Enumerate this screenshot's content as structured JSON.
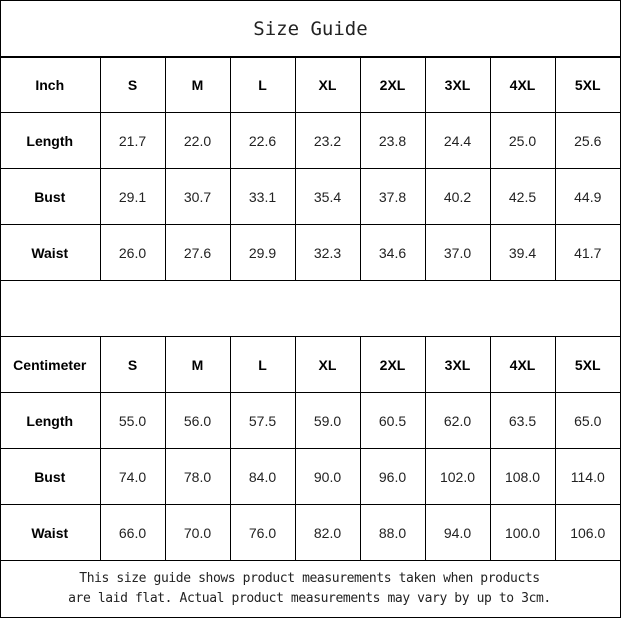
{
  "title": "Size Guide",
  "sizes": [
    "S",
    "M",
    "L",
    "XL",
    "2XL",
    "3XL",
    "4XL",
    "5XL"
  ],
  "inch": {
    "unit_label": "Inch",
    "rows": [
      {
        "label": "Length",
        "values": [
          "21.7",
          "22.0",
          "22.6",
          "23.2",
          "23.8",
          "24.4",
          "25.0",
          "25.6"
        ]
      },
      {
        "label": "Bust",
        "values": [
          "29.1",
          "30.7",
          "33.1",
          "35.4",
          "37.8",
          "40.2",
          "42.5",
          "44.9"
        ]
      },
      {
        "label": "Waist",
        "values": [
          "26.0",
          "27.6",
          "29.9",
          "32.3",
          "34.6",
          "37.0",
          "39.4",
          "41.7"
        ]
      }
    ]
  },
  "cm": {
    "unit_label": "Centimeter",
    "rows": [
      {
        "label": "Length",
        "values": [
          "55.0",
          "56.0",
          "57.5",
          "59.0",
          "60.5",
          "62.0",
          "63.5",
          "65.0"
        ]
      },
      {
        "label": "Bust",
        "values": [
          "74.0",
          "78.0",
          "84.0",
          "90.0",
          "96.0",
          "102.0",
          "108.0",
          "114.0"
        ]
      },
      {
        "label": "Waist",
        "values": [
          "66.0",
          "70.0",
          "76.0",
          "82.0",
          "88.0",
          "94.0",
          "100.0",
          "106.0"
        ]
      }
    ]
  },
  "note": {
    "line1": "This size guide shows product measurements taken when products",
    "line2": "are laid flat. Actual product measurements may vary by up to 3cm."
  }
}
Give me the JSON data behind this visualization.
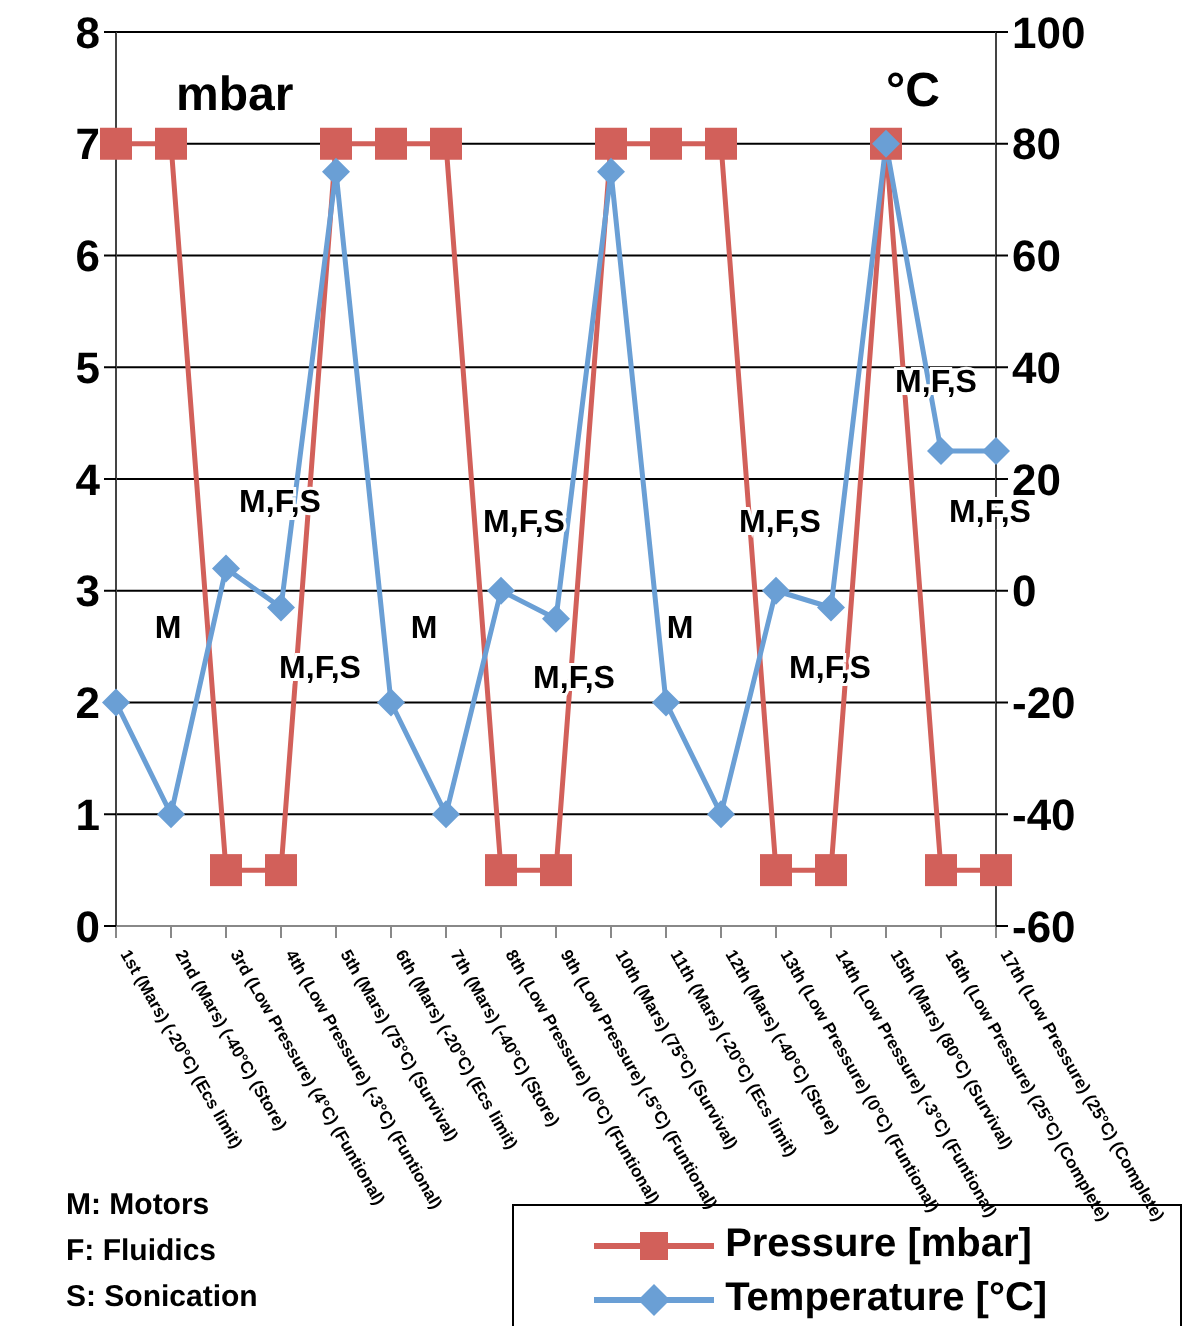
{
  "chart_data": {
    "type": "line",
    "ylabel": "mbar",
    "y2label": "°C",
    "categories": [
      "1st (Mars) (-20°C) (Ecs limit)",
      "2nd (Mars) (-40°C) (Store)",
      "3rd (Low Pressure) (4°C) (Funtional)",
      "4th (Low Pressure) (-3°C) (Funtional)",
      "5th (Mars) (75°C) (Survival)",
      "6th (Mars) (-20°C) (Ecs limit)",
      "7th (Mars) (-40°C) (Store)",
      "8th (Low Pressure) (0°C) (Funtional)",
      "9th (Low Pressure) (-5°C) (Funtional)",
      "10th (Mars) (75°C) (Survival)",
      "11th (Mars) (-20°C) (Ecs limit)",
      "12th (Mars) (-40°C) (Store)",
      "13th (Low Pressure) (0°C) (Funtional)",
      "14th (Low Pressure) (-3°C) (Funtional)",
      "15th (Mars) (80°C) (Survival)",
      "16th (Low Pressure) (25°C) (Complete)",
      "17th (Low Pressure) (25°C) (Complete)"
    ],
    "series": [
      {
        "name": "Pressure [mbar]",
        "color": "#d2605a",
        "marker": "square",
        "values": [
          7,
          7,
          0.5,
          0.5,
          7,
          7,
          7,
          0.5,
          0.5,
          7,
          7,
          7,
          0.5,
          0.5,
          7,
          0.5,
          0.5
        ]
      },
      {
        "name": "Temperature [°C]",
        "color": "#6a9fd5",
        "marker": "diamond",
        "axis": "y2",
        "values": [
          -20,
          -40,
          4,
          -3,
          75,
          -20,
          -40,
          0,
          -5,
          75,
          -20,
          -40,
          0,
          -3,
          80,
          25,
          25
        ]
      }
    ],
    "ylim": [
      0,
      8
    ],
    "yticks": [
      0,
      1,
      2,
      3,
      4,
      5,
      6,
      7,
      8
    ],
    "y2lim": [
      -60,
      100
    ],
    "y2ticks": [
      -60,
      -40,
      -20,
      0,
      20,
      40,
      60,
      80,
      100
    ],
    "grid": "y",
    "legend": "bottom right",
    "annotations": [
      "M",
      "M,F,S",
      "M,F,S",
      "M",
      "M,F,S",
      "M,F,S",
      "M",
      "M,F,S",
      "M,F,S",
      "M,F,S",
      "M,F,S",
      "M: Motors",
      "F: Fluidics",
      "S: Sonication"
    ]
  }
}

*CHALLENGE:* Give back only a number, the number of lines where the string "Pressure" occurs.

*WRITTEN SOLUTION:* 9